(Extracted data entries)
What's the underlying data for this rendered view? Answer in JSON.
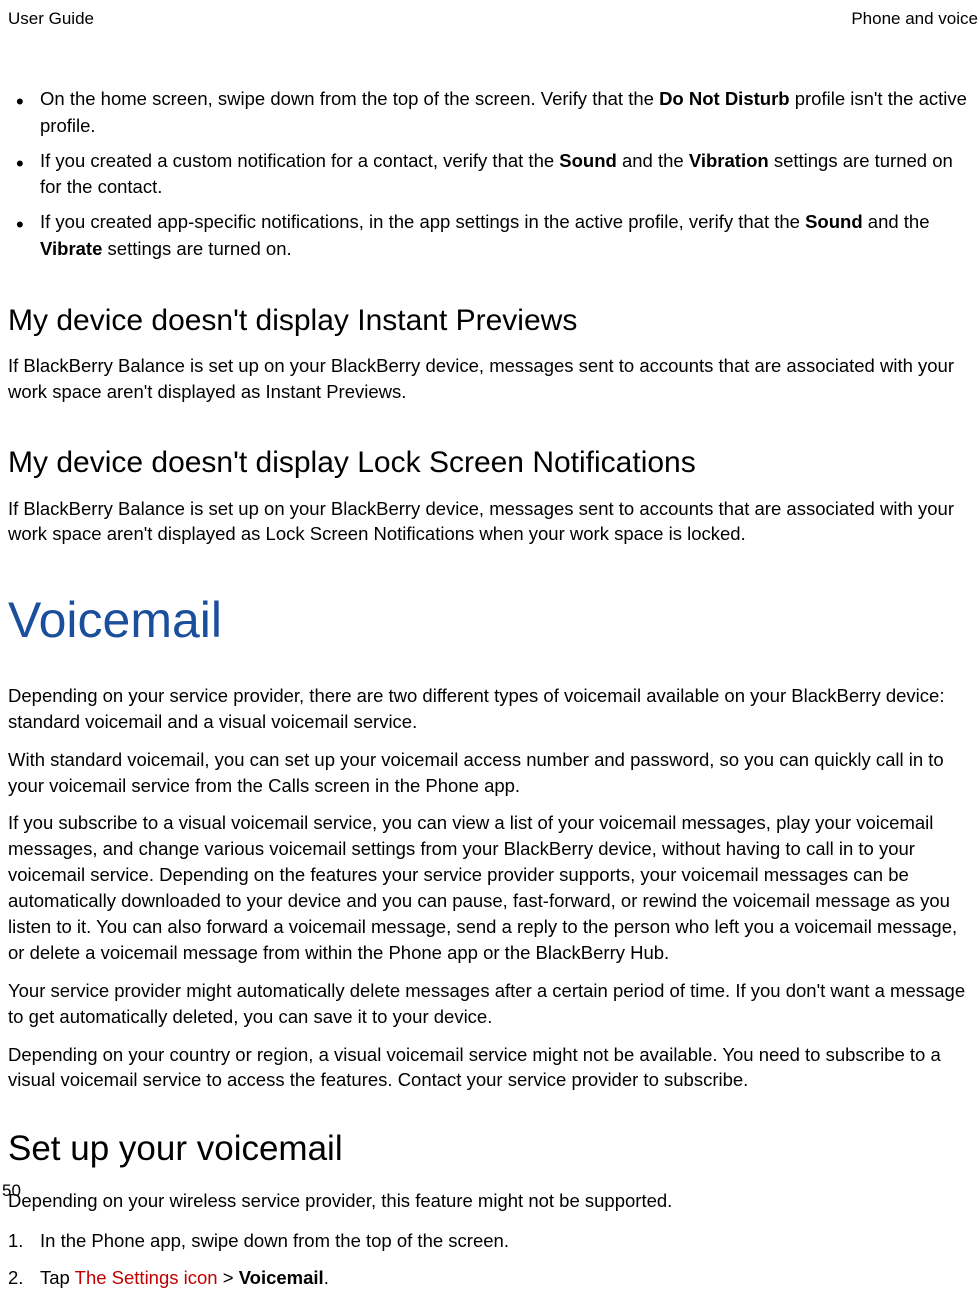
{
  "header": {
    "left": "User Guide",
    "right": "Phone and voice"
  },
  "bullets": [
    {
      "prefix": "On the home screen, swipe down from the top of the screen. Verify that the ",
      "bold1": "Do Not Disturb",
      "suffix": " profile isn't the active profile."
    },
    {
      "prefix": "If you created a custom notification for a contact, verify that the ",
      "bold1": "Sound",
      "mid": " and the ",
      "bold2": "Vibration",
      "suffix": " settings are turned on for the contact."
    },
    {
      "prefix": "If you created app-specific notifications, in the app settings in the active profile, verify that the ",
      "bold1": "Sound",
      "mid": " and the ",
      "bold2": "Vibrate",
      "suffix": " settings are turned on."
    }
  ],
  "section1": {
    "heading": "My device doesn't display Instant Previews",
    "body": "If BlackBerry Balance is set up on your BlackBerry device, messages sent to accounts that are associated with your work space aren't displayed as Instant Previews."
  },
  "section2": {
    "heading": "My device doesn't display Lock Screen Notifications",
    "body": "If BlackBerry Balance is set up on your BlackBerry device, messages sent to accounts that are associated with your work space aren't displayed as Lock Screen Notifications when your work space is locked."
  },
  "voicemail": {
    "title": "Voicemail",
    "p1": "Depending on your service provider, there are two different types of voicemail available on your BlackBerry device: standard voicemail and a visual voicemail service.",
    "p2": "With standard voicemail, you can set up your voicemail access number and password, so you can quickly call in to your voicemail service from the Calls screen in the Phone app.",
    "p3": "If you subscribe to a visual voicemail service, you can view a list of your voicemail messages, play your voicemail messages, and change various voicemail settings from your BlackBerry device, without having to call in to your voicemail service. Depending on the features your service provider supports, your voicemail messages can be automatically downloaded to your device and you can pause, fast-forward, or rewind the voicemail message as you listen to it. You can also forward a voicemail message, send a reply to the person who left you a voicemail message, or delete a voicemail message from within the Phone app or the BlackBerry Hub.",
    "p4": "Your service provider might automatically delete messages after a certain period of time. If you don't want a message to get automatically deleted, you can save it to your device.",
    "p5": "Depending on your country or region, a visual voicemail service might not be available. You need to subscribe to a visual voicemail service to access the features. Contact your service provider to subscribe."
  },
  "setup": {
    "heading": "Set up your voicemail",
    "intro": "Depending on your wireless service provider, this feature might not be supported.",
    "steps": [
      {
        "num": "1.",
        "text": "In the Phone app, swipe down from the top of the screen."
      },
      {
        "num": "2.",
        "prefix": "Tap ",
        "red": " The Settings icon ",
        "mid": " > ",
        "bold": "Voicemail",
        "suffix": "."
      }
    ]
  },
  "pageNumber": "50"
}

→ **Description of the task**
Copy all lines from the material that hold "turned".

→ **Correct answer**
      "suffix": " settings are turned on for the contact."
      "suffix": " settings are turned on."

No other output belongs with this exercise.